INFORMATION SUPPLIED
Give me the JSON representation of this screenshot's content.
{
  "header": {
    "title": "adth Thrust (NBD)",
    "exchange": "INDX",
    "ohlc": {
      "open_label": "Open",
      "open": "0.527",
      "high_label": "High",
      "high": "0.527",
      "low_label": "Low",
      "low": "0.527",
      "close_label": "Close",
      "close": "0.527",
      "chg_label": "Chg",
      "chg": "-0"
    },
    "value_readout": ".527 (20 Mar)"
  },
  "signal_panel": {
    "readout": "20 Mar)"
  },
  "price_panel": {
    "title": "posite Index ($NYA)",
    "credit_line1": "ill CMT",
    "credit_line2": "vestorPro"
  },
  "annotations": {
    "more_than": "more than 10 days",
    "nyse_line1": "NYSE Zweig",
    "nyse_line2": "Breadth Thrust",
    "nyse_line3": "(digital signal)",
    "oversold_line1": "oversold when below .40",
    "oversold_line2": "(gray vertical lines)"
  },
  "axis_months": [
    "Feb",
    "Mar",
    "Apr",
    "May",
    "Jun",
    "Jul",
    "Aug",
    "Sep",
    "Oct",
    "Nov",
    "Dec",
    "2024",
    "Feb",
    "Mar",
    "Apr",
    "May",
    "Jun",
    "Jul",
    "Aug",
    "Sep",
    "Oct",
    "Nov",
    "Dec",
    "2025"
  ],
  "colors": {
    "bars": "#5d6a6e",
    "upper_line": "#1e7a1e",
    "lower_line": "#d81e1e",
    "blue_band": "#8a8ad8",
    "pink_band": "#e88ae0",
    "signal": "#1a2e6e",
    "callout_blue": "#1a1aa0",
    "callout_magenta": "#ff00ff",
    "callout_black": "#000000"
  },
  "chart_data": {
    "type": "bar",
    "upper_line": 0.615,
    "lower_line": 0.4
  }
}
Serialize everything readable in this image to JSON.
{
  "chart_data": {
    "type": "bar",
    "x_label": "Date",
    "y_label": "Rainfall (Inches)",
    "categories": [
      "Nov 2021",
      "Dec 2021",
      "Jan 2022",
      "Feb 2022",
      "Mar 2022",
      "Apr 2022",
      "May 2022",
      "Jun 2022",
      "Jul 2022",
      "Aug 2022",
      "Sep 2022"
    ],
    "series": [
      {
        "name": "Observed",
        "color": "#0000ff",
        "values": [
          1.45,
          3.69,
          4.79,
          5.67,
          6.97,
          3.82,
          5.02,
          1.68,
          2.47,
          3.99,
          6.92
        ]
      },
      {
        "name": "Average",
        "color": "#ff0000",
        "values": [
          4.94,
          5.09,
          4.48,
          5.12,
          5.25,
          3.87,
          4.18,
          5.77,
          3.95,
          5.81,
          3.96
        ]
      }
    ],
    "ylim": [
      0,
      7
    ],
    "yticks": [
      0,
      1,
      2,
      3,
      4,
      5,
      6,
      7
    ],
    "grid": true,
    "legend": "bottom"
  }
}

SET PROBLEM
Every line above should be retyped exactly as given.

SOLUTION
Give me the JSON representation of this screenshot's content.
{
  "header": {
    "title": "adth Thrust (NBD)",
    "exchange": "INDX",
    "ohlc": {
      "open_label": "Open",
      "open": "0.527",
      "high_label": "High",
      "high": "0.527",
      "low_label": "Low",
      "low": "0.527",
      "close_label": "Close",
      "close": "0.527",
      "chg_label": "Chg",
      "chg": "-0"
    },
    "value_readout": ".527 (20 Mar)"
  },
  "signal_panel": {
    "readout": "20 Mar)"
  },
  "price_panel": {
    "title": "posite Index ($NYA)",
    "credit_line1": "ill CMT",
    "credit_line2": "vestorPro"
  },
  "annotations": {
    "more_than": "more than 10 days",
    "nyse_line1": "NYSE Zweig",
    "nyse_line2": "Breadth Thrust",
    "nyse_line3": "(digital signal)",
    "oversold_line1": "oversold when below .40",
    "oversold_line2": "(gray vertical lines)"
  },
  "axis_months": [
    "Feb",
    "Mar",
    "Apr",
    "May",
    "Jun",
    "Jul",
    "Aug",
    "Sep",
    "Oct",
    "Nov",
    "Dec",
    "2024",
    "Feb",
    "Mar",
    "Apr",
    "May",
    "Jun",
    "Jul",
    "Aug",
    "Sep",
    "Oct",
    "Nov",
    "Dec",
    "2025"
  ],
  "colors": {
    "bars": "#5d6a6e",
    "upper_line": "#1e7a1e",
    "lower_line": "#d81e1e",
    "blue_band": "#8a8ad8",
    "pink_band": "#e88ae0",
    "signal": "#1a2e6e",
    "callout_blue": "#1a1aa0",
    "callout_magenta": "#ff00ff",
    "callout_black": "#000000"
  },
  "chart_data": {
    "type": "bar",
    "upper_line": 0.615,
    "lower_line": 0.4
  }
}
Serialize everything readable in this image to JSON.
{
  "chart_data": {
    "type": "bar",
    "x_label": "Date",
    "y_label": "Rainfall (Inches)",
    "categories": [
      "Nov 2021",
      "Dec 2021",
      "Jan 2022",
      "Feb 2022",
      "Mar 2022",
      "Apr 2022",
      "May 2022",
      "Jun 2022",
      "Jul 2022",
      "Aug 2022",
      "Sep 2022"
    ],
    "series": [
      {
        "name": "Observed",
        "color": "#0000ff",
        "values": [
          1.45,
          3.69,
          4.79,
          5.67,
          6.97,
          3.82,
          5.02,
          1.68,
          2.47,
          3.99,
          6.92
        ]
      },
      {
        "name": "Average",
        "color": "#ff0000",
        "values": [
          4.94,
          5.09,
          4.48,
          5.12,
          5.25,
          3.87,
          4.18,
          5.77,
          3.95,
          5.81,
          3.96
        ]
      }
    ],
    "ylim": [
      0,
      7
    ],
    "yticks": [
      0,
      1,
      2,
      3,
      4,
      5,
      6,
      7
    ],
    "grid": true,
    "legend": "bottom"
  }
}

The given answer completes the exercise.